Instructions to follow |
Show all lines from the data that include the word "Schritt".

--- START OF Record excerpts ---

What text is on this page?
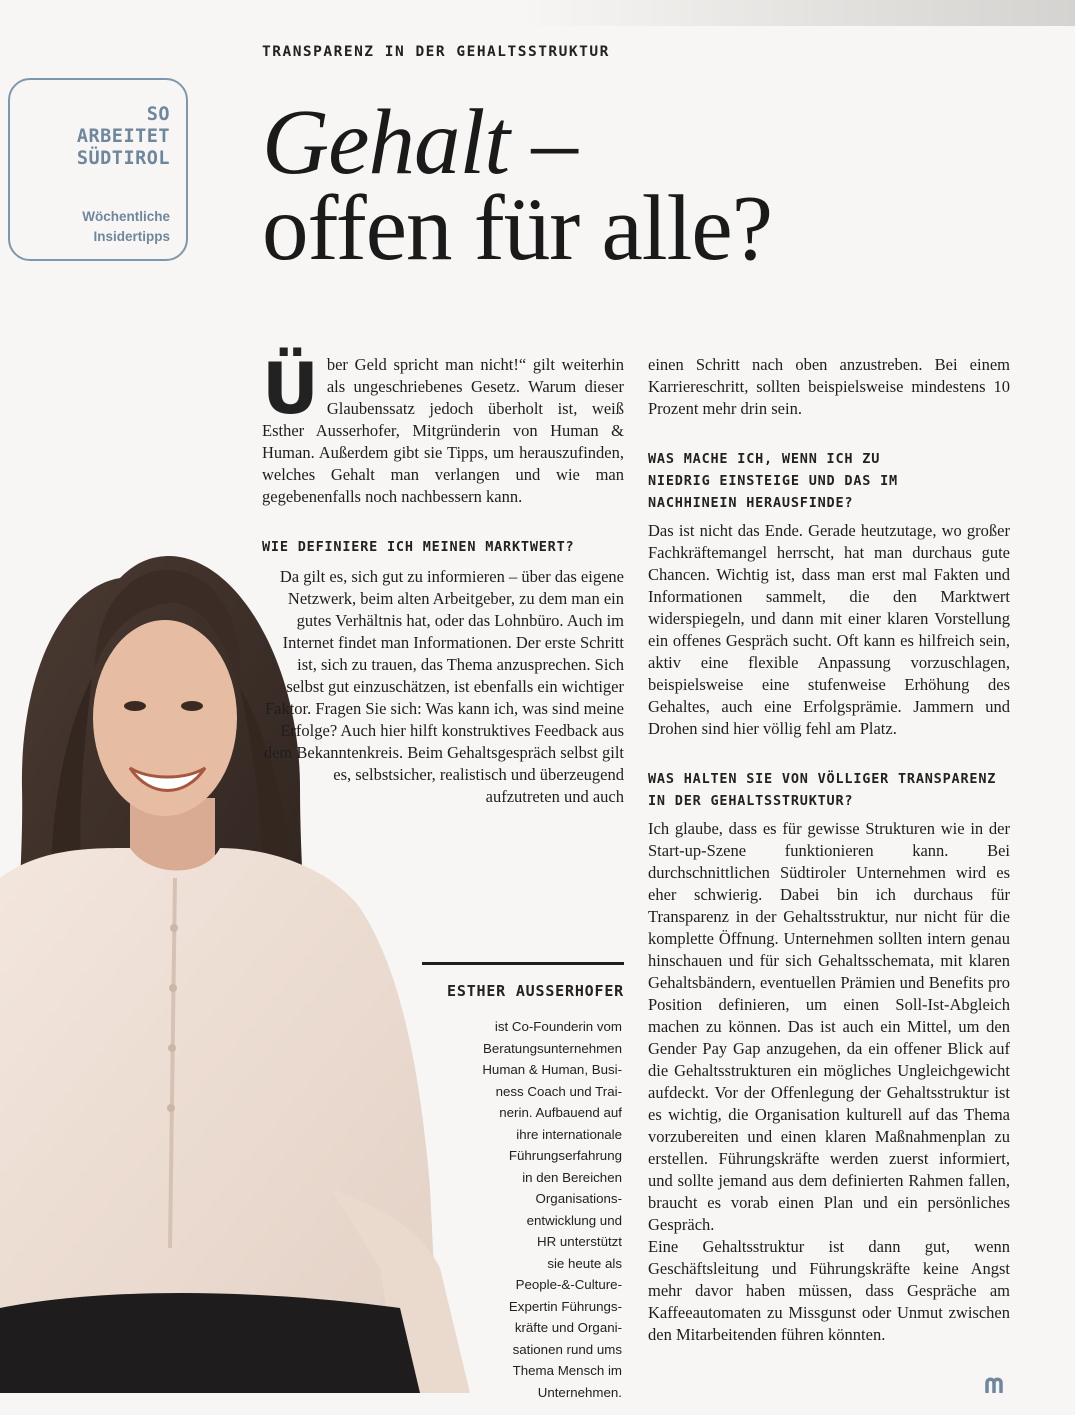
TRANSPARENZ IN DER GEHALTSSTRUKTUR
SO
ARBEITET
SÜDTIROL
Wöchentliche
Insidertipps
Gehalt –
offen für alle?

Über Geld spricht man nicht!“ gilt weiterhin als ungeschriebenes Gesetz. Warum dieser Glaubenssatz jedoch überholt ist, weiß Esther Ausserhofer, Mitgründerin von Human & Human. Außerdem gibt sie Tipps, um herauszufinden, welches Gehalt man verlangen und wie man gegebenenfalls noch nachbessern kann.

WIE DEFINIERE ICH MEINEN MARKTWERT?

Da gilt es, sich gut zu informieren – über das eigene Netzwerk, beim alten Arbeitgeber, zu dem man ein gutes Verhältnis hat, oder das Lohnbüro. Auch im Internet findet man Informationen. Der erste Schritt ist, sich zu trauen, das Thema anzusprechen. Sich selbst gut einzuschätzen, ist ebenfalls ein wichtiger Faktor. Fragen Sie sich: Was kann ich, was sind meine Erfolge? Auch hier hilft konstruktives Feedback aus dem Bekanntenkreis. Beim Gehaltsgespräch selbst gilt es, selbstsicher, realistisch und überzeugend aufzutreten und auch

einen Schritt nach oben anzustreben. Bei einem Karriereschritt, sollten beispielsweise mindestens 10 Prozent mehr drin sein.

WAS MACHE ICH, WENN ICH ZU NIEDRIG EINSTEIGE UND DAS IM NACHHINEIN HERAUSFINDE?

Das ist nicht das Ende. Gerade heutzutage, wo großer Fachkräftemangel herrscht, hat man durchaus gute Chancen. Wichtig ist, dass man erst mal Fakten und Informationen sammelt, die den Marktwert widerspiegeln, und dann mit einer klaren Vorstellung ein offenes Gespräch sucht. Oft kann es hilfreich sein, aktiv eine flexible Anpassung vorzuschlagen, beispielsweise eine stufenweise Erhöhung des Gehaltes, auch eine Erfolgsprämie. Jammern und Drohen sind hier völlig fehl am Platz.

WAS HALTEN SIE VON VÖLLIGER TRANSPARENZ IN DER GEHALTSSTRUKTUR?

Ich glaube, dass es für gewisse Strukturen wie in der Start-up-Szene funktionieren kann. Bei durchschnittlichen Südtiroler Unternehmen wird es eher schwierig. Dabei bin ich durchaus für Transparenz in der Gehaltsstruktur, nur nicht für die komplette Öffnung. Unternehmen sollten intern genau hinschauen und für sich Gehaltsschemata, mit klaren Gehaltsbändern, eventuellen Prämien und Benefits pro Position definieren, um einen Soll-Ist-Abgleich machen zu können. Das ist auch ein Mittel, um den Gender Pay Gap anzugehen, da ein offener Blick auf die Gehaltsstrukturen ein mögliches Ungleichgewicht aufdeckt. Vor der Offenlegung der Gehaltsstruktur ist es wichtig, die Organisation kulturell auf das Thema vorzubereiten und einen klaren Maßnahmenplan zu erstellen. Führungskräfte werden zuerst informiert, und sollte jemand aus dem definierten Rahmen fallen, braucht es vorab einen Plan und ein persönliches Gespräch.

Eine Gehaltsstruktur ist dann gut, wenn Geschäftsleitung und Führungskräfte keine Angst mehr davor haben müssen, dass Gespräche am Kaffeeautomaten zu Missgunst oder Unmut zwischen den Mitarbeitenden führen könnten.

ESTHER AUSSERHOFER
ist Co-Founderin vom
Beratungsunternehmen
Human & Human, Busi-
ness Coach und Trai-
nerin. Aufbauend auf
ihre internationale
Führungserfahrung
in den Bereichen
Organisations-
entwicklung und
HR unterstützt
sie heute als
People-&-Culture-
Expertin Führungs-
kräfte und Organi-
sationen rund ums
Thema Mensch im
Unternehmen.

--- END OF Record excerpts ---

Task output |
Da gilt es, sich gut zu informieren – über das eigene Netzwerk, beim alten Arbeitgeber, zu dem man ein gutes Verhältnis hat, oder das Lohnbüro. Auch im Internet findet man Informationen. Der erste Schritt ist, sich zu trauen, das Thema anzusprechen. Sich selbst gut einzuschätzen, ist ebenfalls ein wichtiger Faktor. Fragen Sie sich: Was kann ich, was sind meine Erfolge? Auch hier hilft konstruktives Feedback aus dem Bekanntenkreis. Beim Gehaltsgespräch selbst gilt es, selbstsicher, realistisch und überzeugend aufzutreten und auch
einen Schritt nach oben anzustreben. Bei einem Karriereschritt, sollten beispielsweise mindestens 10 Prozent mehr drin sein.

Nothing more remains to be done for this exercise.